======== ROWS

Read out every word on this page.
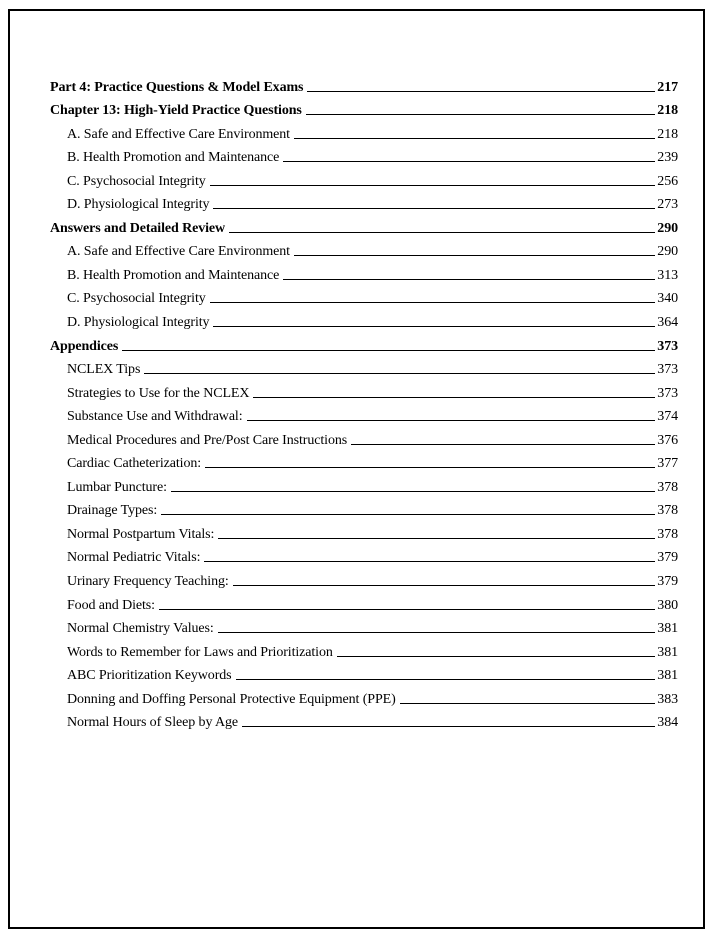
Part 4: Practice Questions & Model Exams	217
Chapter 13: High-Yield Practice Questions	218
A. Safe and Effective Care Environment	218
B. Health Promotion and Maintenance	239
C. Psychosocial Integrity	256
D. Physiological Integrity	273
Answers and Detailed Review	290
A. Safe and Effective Care Environment	290
B. Health Promotion and Maintenance	313
C. Psychosocial Integrity	340
D. Physiological Integrity	364
Appendices	373
NCLEX Tips	373
Strategies to Use for the NCLEX	373
Substance Use and Withdrawal:	374
Medical Procedures and Pre/Post Care Instructions	376
Cardiac Catheterization:	377
Lumbar Puncture:	378
Drainage Types:	378
Normal Postpartum Vitals:	378
Normal Pediatric Vitals:	379
Urinary Frequency Teaching:	379
Food and Diets:	380
Normal Chemistry Values:	381
Words to Remember for Laws and Prioritization	381
ABC Prioritization Keywords	381
Donning and Doffing Personal Protective Equipment (PPE)	383
Normal Hours of Sleep by Age	384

================

EXERCISE:
Set down the material above as is, without any pictures.

THE RESPONSE:
Read out every word on this page.
Part 4: Practice Questions & Model Exams	217
Chapter 13: High-Yield Practice Questions	218
A. Safe and Effective Care Environment	218
B. Health Promotion and Maintenance	239
C. Psychosocial Integrity	256
D. Physiological Integrity	273
Answers and Detailed Review	290
A. Safe and Effective Care Environment	290
B. Health Promotion and Maintenance	313
C. Psychosocial Integrity	340
D. Physiological Integrity	364
Appendices	373
NCLEX Tips	373
Strategies to Use for the NCLEX	373
Substance Use and Withdrawal:	374
Medical Procedures and Pre/Post Care Instructions	376
Cardiac Catheterization:	377
Lumbar Puncture:	378
Drainage Types:	378
Normal Postpartum Vitals:	378
Normal Pediatric Vitals:	379
Urinary Frequency Teaching:	379
Food and Diets:	380
Normal Chemistry Values:	381
Words to Remember for Laws and Prioritization	381
ABC Prioritization Keywords	381
Donning and Doffing Personal Protective Equipment (PPE)	383
Normal Hours of Sleep by Age	384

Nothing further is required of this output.